▶ GOAL
Output the records exactly as they appear, with no pictures included.
--- begin INPUT ---
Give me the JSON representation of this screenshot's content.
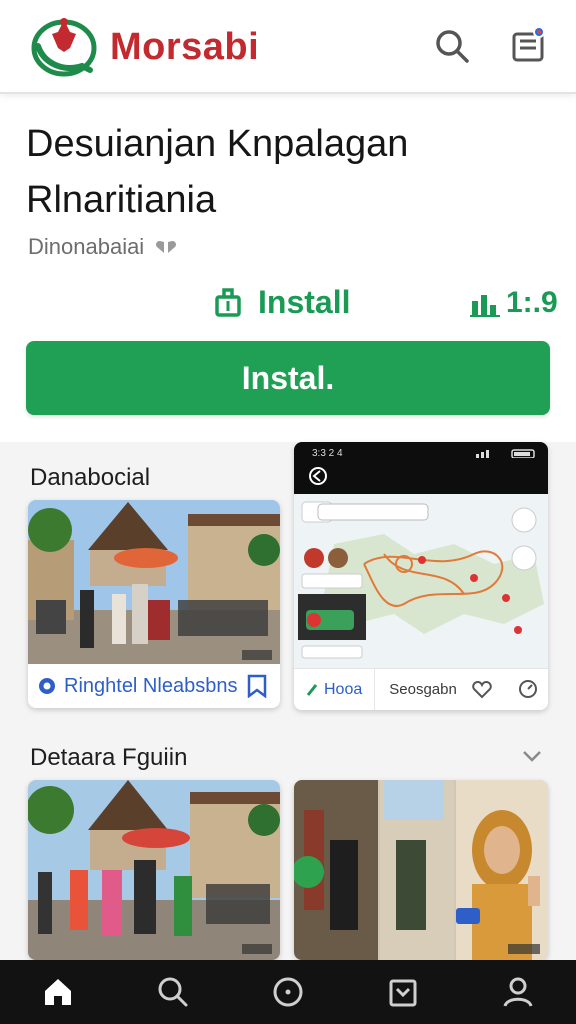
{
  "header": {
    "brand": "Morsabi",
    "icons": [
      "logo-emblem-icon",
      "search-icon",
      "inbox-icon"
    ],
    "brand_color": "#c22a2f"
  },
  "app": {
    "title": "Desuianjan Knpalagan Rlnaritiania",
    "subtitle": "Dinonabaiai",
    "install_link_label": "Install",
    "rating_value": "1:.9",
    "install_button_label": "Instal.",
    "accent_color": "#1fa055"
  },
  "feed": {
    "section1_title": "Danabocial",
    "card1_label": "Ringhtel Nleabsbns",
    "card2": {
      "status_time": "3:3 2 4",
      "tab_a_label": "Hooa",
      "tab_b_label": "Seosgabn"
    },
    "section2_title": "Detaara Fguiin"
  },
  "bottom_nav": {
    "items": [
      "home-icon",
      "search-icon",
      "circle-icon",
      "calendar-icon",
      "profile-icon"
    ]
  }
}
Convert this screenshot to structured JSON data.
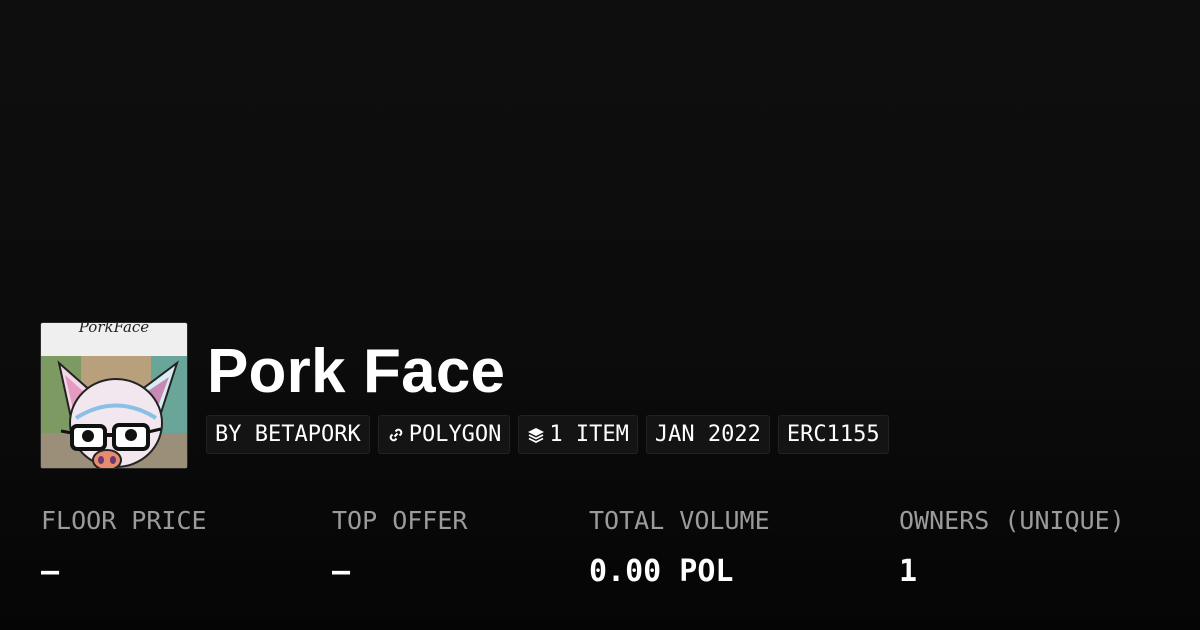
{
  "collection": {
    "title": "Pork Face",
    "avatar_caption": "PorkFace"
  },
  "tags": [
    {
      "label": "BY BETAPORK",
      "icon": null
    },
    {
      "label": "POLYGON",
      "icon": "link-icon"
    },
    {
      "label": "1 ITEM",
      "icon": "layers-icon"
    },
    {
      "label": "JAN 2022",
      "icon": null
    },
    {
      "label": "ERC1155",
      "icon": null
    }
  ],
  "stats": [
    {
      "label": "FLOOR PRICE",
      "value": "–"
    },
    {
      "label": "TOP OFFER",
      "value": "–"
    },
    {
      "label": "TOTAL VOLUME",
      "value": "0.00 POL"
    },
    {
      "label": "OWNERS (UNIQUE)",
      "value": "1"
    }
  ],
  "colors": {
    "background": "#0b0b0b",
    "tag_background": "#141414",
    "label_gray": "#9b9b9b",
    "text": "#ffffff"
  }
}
--- end INPUT ---
▶ ANSWER TO THE TASK
Give me the JSON representation of this screenshot's content.
{
  "header": {
    "brand": "Morsabi",
    "icons": [
      "logo-emblem-icon",
      "search-icon",
      "inbox-icon"
    ],
    "brand_color": "#c22a2f"
  },
  "app": {
    "title": "Desuianjan Knpalagan Rlnaritiania",
    "subtitle": "Dinonabaiai",
    "install_link_label": "Install",
    "rating_value": "1:.9",
    "install_button_label": "Instal.",
    "accent_color": "#1fa055"
  },
  "feed": {
    "section1_title": "Danabocial",
    "card1_label": "Ringhtel Nleabsbns",
    "card2": {
      "status_time": "3:3 2 4",
      "tab_a_label": "Hooa",
      "tab_b_label": "Seosgabn"
    },
    "section2_title": "Detaara Fguiin"
  },
  "bottom_nav": {
    "items": [
      "home-icon",
      "search-icon",
      "circle-icon",
      "calendar-icon",
      "profile-icon"
    ]
  }
}
Convert this screenshot to structured JSON data.
{
  "collection": {
    "title": "Pork Face",
    "avatar_caption": "PorkFace"
  },
  "tags": [
    {
      "label": "BY BETAPORK",
      "icon": null
    },
    {
      "label": "POLYGON",
      "icon": "link-icon"
    },
    {
      "label": "1 ITEM",
      "icon": "layers-icon"
    },
    {
      "label": "JAN 2022",
      "icon": null
    },
    {
      "label": "ERC1155",
      "icon": null
    }
  ],
  "stats": [
    {
      "label": "FLOOR PRICE",
      "value": "–"
    },
    {
      "label": "TOP OFFER",
      "value": "–"
    },
    {
      "label": "TOTAL VOLUME",
      "value": "0.00 POL"
    },
    {
      "label": "OWNERS (UNIQUE)",
      "value": "1"
    }
  ],
  "colors": {
    "background": "#0b0b0b",
    "tag_background": "#141414",
    "label_gray": "#9b9b9b",
    "text": "#ffffff"
  }
}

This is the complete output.